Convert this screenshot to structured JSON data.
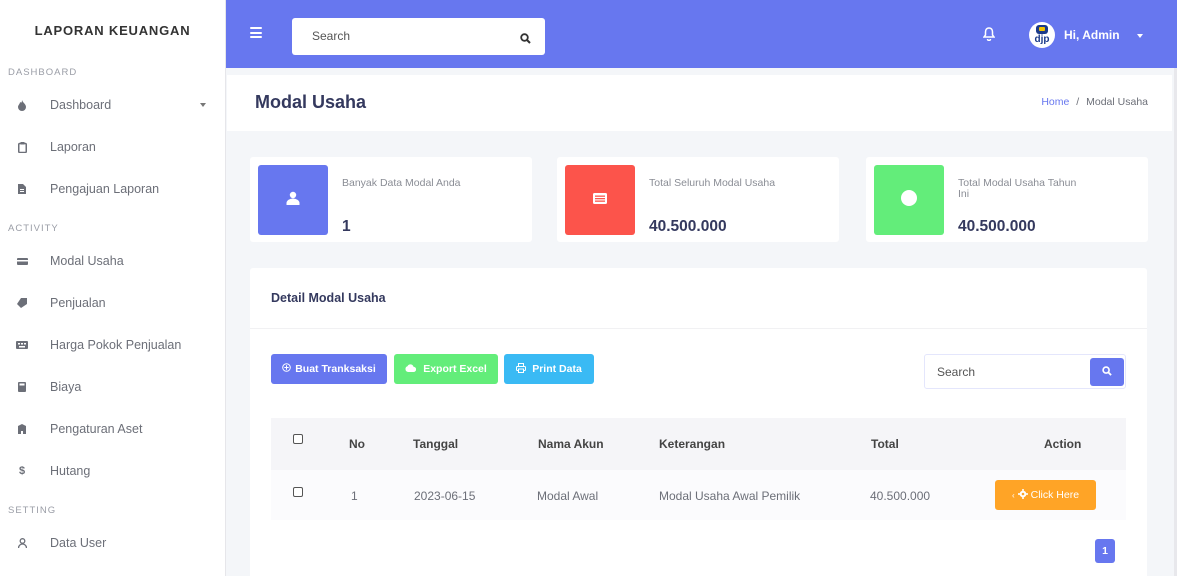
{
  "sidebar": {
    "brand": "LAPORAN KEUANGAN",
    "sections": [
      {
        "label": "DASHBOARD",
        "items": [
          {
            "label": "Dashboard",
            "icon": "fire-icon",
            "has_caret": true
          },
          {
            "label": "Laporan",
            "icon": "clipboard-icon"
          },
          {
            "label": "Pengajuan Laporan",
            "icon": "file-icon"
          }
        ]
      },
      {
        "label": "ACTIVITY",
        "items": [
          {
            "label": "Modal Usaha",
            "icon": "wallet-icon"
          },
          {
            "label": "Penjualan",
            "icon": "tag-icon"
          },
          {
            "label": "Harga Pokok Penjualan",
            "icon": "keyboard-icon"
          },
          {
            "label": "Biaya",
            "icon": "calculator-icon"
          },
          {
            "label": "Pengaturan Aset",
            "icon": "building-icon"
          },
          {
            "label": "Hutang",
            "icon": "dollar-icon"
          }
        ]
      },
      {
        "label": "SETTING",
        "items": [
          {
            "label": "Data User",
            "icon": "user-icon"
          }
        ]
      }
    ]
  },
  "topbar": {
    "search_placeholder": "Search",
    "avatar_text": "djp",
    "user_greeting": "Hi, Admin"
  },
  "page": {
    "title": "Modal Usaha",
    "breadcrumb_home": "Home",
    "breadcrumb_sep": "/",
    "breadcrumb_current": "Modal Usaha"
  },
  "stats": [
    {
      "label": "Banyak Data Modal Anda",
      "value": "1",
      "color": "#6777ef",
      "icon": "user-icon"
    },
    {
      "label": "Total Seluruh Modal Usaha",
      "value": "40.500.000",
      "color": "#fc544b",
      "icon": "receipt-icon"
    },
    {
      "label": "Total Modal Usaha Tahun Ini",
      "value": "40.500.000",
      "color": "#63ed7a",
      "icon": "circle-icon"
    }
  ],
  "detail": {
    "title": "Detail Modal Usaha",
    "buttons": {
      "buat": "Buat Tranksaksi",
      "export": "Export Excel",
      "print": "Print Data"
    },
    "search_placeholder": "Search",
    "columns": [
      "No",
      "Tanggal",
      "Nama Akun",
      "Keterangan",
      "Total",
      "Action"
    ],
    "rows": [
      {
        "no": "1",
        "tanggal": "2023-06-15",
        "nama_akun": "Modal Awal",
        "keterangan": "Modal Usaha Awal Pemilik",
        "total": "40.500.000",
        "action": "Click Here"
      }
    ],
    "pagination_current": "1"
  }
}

======

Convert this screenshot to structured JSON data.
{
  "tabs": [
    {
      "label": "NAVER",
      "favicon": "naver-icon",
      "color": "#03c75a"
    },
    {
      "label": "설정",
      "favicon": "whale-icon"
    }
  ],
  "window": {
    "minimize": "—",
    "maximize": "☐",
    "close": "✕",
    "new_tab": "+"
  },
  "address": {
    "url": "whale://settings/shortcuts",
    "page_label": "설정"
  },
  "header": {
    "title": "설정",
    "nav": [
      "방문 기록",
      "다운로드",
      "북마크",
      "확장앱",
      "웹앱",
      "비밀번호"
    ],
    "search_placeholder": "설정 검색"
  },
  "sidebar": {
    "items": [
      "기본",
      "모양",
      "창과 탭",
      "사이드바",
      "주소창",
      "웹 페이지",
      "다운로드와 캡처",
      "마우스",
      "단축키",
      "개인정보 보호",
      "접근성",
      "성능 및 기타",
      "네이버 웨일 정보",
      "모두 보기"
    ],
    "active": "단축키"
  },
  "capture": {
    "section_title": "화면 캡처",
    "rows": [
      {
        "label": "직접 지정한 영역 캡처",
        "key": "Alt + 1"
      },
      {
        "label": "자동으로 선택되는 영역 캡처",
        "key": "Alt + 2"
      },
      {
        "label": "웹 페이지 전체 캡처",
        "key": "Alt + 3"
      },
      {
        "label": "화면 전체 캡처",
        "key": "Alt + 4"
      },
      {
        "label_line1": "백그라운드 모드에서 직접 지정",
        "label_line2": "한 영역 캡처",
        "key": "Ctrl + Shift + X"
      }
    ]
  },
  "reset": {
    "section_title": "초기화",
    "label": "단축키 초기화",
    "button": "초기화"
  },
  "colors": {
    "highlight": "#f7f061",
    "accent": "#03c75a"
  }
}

======

◆ The task:
Return every line above in which the string "Awal" occurs.

◆ Full response:
        "nama_akun": "Modal Awal",
        "keterangan": "Modal Usaha Awal Pemilik",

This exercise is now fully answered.